RECORDS PROVIDED:

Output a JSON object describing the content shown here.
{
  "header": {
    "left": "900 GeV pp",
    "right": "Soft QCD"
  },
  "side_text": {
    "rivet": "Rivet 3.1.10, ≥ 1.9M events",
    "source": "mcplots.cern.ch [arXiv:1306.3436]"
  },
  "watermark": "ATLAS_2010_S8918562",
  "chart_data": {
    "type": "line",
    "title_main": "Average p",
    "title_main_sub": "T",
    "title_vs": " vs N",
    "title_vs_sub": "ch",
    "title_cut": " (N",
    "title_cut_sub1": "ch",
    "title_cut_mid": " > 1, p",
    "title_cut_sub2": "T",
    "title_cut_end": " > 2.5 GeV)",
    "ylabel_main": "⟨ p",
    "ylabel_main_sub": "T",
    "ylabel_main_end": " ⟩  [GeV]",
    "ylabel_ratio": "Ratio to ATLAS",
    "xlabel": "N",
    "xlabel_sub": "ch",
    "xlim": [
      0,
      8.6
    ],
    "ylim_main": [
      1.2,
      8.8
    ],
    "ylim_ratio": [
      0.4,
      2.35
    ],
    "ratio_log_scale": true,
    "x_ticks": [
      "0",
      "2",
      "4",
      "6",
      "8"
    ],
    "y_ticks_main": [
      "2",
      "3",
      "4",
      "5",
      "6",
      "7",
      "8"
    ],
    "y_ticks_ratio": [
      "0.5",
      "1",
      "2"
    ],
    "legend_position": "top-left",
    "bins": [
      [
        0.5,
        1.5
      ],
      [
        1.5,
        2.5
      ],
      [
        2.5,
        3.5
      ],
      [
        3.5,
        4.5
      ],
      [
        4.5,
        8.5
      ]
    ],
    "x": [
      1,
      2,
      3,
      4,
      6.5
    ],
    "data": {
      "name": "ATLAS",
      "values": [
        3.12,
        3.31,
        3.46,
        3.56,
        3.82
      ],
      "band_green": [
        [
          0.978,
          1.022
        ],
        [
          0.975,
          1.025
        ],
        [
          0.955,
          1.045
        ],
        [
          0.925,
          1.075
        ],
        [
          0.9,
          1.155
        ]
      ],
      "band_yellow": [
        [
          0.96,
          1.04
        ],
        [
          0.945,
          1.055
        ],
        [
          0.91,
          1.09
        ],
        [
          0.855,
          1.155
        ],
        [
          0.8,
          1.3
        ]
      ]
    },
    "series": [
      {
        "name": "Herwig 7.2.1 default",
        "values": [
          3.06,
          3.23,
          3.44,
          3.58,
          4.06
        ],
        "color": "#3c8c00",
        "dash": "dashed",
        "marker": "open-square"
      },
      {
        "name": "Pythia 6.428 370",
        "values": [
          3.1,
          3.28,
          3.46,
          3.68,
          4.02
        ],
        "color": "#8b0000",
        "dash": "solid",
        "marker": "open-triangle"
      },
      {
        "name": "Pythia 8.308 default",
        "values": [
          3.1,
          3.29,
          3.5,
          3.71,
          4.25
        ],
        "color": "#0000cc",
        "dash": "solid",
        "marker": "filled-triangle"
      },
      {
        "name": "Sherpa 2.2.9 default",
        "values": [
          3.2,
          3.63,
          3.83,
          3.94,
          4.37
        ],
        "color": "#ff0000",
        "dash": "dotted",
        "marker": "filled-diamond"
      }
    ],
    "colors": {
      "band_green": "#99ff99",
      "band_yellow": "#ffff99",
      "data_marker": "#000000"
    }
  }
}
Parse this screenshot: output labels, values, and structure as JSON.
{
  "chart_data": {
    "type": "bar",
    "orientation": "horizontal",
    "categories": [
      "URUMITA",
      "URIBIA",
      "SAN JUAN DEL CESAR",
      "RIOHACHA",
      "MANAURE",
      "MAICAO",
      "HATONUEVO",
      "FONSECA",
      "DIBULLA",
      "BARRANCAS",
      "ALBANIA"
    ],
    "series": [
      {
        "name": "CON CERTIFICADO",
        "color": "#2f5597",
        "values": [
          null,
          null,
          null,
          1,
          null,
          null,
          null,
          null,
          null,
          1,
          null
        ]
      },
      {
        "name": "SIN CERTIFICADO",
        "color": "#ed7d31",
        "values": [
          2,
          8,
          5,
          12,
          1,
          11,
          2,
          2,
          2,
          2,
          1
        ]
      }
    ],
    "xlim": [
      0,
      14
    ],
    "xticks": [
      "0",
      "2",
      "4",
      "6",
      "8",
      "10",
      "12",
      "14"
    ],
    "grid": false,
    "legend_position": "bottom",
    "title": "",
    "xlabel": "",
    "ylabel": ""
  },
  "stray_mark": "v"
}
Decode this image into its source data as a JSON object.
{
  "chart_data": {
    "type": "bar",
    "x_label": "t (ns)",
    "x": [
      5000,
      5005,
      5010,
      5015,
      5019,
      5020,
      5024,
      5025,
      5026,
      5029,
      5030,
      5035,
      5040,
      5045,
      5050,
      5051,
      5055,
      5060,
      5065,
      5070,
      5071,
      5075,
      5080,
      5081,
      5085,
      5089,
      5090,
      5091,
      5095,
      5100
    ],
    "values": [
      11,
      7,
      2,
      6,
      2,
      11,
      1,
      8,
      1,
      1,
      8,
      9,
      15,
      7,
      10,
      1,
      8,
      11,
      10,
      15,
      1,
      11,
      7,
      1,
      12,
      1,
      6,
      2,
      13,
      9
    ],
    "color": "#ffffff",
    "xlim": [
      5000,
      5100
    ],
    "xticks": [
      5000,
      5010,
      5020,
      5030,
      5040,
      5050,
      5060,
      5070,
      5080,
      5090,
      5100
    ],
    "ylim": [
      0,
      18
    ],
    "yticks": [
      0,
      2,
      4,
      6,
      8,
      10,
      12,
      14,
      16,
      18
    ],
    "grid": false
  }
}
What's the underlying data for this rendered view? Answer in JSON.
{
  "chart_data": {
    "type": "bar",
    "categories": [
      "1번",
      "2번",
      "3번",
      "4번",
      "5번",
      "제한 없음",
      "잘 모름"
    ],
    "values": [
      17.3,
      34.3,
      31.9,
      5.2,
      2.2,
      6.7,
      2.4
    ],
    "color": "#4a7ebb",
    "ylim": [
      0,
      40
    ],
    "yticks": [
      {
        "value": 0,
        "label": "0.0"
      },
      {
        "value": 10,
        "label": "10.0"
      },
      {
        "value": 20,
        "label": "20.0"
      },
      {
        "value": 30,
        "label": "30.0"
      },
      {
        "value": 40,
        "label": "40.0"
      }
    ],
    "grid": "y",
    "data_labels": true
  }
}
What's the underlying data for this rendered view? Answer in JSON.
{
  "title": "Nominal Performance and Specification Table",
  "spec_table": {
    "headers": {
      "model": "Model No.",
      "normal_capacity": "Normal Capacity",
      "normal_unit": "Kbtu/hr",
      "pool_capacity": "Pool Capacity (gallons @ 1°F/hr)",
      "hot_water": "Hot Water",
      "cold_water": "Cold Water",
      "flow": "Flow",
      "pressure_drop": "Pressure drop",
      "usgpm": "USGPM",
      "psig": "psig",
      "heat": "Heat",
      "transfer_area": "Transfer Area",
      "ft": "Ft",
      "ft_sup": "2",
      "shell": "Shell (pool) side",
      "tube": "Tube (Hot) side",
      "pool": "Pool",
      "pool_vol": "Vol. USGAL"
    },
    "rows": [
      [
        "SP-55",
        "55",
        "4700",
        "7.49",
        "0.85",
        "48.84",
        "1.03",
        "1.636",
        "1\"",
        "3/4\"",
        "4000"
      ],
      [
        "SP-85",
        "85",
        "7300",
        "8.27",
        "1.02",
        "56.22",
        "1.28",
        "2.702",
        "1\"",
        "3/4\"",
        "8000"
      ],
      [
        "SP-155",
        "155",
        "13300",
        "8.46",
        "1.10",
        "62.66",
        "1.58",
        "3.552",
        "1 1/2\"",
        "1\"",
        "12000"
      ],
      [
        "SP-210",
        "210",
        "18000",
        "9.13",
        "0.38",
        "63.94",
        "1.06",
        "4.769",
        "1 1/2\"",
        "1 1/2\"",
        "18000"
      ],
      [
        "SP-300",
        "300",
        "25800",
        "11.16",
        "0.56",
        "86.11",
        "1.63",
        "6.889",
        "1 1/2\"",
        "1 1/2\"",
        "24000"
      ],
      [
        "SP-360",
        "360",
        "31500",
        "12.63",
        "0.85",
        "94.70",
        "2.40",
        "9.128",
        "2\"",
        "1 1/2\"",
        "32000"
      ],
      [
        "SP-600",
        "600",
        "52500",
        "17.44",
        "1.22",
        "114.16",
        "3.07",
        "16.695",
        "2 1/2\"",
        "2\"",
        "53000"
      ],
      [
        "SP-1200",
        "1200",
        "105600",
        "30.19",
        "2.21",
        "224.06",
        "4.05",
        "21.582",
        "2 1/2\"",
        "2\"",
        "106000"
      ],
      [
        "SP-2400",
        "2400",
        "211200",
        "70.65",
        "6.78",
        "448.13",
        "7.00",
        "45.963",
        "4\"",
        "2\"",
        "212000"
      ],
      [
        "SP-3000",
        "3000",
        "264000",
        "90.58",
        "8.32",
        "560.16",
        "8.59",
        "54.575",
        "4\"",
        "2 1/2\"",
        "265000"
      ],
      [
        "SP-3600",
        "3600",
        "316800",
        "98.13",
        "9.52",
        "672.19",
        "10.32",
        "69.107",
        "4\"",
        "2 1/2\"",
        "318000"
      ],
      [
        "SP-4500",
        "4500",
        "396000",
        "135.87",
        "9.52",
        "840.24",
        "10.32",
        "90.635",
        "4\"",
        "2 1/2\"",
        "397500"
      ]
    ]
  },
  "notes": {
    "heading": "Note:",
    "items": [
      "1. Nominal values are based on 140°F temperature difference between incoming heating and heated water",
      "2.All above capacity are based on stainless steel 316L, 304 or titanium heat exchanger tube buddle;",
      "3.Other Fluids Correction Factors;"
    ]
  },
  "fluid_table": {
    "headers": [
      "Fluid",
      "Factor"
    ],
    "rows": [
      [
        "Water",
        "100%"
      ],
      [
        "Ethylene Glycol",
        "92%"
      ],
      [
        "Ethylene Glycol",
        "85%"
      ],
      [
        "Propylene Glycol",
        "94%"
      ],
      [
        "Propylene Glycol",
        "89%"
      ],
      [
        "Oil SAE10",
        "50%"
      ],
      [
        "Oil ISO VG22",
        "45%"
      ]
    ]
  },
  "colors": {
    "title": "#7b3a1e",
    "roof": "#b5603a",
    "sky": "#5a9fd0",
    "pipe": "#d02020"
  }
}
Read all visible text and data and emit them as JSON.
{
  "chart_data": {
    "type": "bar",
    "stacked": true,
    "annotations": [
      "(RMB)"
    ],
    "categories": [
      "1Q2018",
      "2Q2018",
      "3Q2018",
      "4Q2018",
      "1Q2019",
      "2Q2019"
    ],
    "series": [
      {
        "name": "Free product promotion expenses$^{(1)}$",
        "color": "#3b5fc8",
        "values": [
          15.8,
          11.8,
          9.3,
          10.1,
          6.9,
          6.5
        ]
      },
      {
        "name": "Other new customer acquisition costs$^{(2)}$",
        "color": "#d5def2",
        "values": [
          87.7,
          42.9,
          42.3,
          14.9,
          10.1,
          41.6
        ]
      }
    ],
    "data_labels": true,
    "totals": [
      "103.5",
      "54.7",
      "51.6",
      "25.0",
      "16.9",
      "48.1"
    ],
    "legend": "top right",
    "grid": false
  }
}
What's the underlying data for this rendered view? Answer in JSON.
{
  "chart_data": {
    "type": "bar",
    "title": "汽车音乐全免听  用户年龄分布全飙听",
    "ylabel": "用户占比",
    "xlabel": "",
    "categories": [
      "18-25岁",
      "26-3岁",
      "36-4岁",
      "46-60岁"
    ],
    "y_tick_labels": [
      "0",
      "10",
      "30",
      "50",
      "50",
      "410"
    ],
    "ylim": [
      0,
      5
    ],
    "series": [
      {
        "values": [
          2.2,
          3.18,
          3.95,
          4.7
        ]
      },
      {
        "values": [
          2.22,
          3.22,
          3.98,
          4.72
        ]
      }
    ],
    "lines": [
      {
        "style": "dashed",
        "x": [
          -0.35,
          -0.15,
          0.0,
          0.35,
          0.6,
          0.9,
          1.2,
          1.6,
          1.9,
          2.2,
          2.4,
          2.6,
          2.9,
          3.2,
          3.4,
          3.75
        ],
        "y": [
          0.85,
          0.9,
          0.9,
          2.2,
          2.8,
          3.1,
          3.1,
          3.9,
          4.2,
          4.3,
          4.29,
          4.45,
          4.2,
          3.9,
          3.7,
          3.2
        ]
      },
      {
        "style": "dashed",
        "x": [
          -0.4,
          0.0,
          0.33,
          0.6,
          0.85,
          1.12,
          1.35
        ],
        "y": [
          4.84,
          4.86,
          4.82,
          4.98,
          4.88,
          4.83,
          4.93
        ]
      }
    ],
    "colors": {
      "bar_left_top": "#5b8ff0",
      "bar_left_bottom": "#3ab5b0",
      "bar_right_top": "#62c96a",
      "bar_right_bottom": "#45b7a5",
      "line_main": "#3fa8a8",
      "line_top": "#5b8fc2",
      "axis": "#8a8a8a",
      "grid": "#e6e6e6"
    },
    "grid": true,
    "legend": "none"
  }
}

WRITTEN EXERCISE: Search the entries for the word "default", then gather every line that has it.

RESULT:
        "name": "Herwig 7.2.1 default",
        "name": "Pythia 8.308 default",
        "name": "Sherpa 2.2.9 default",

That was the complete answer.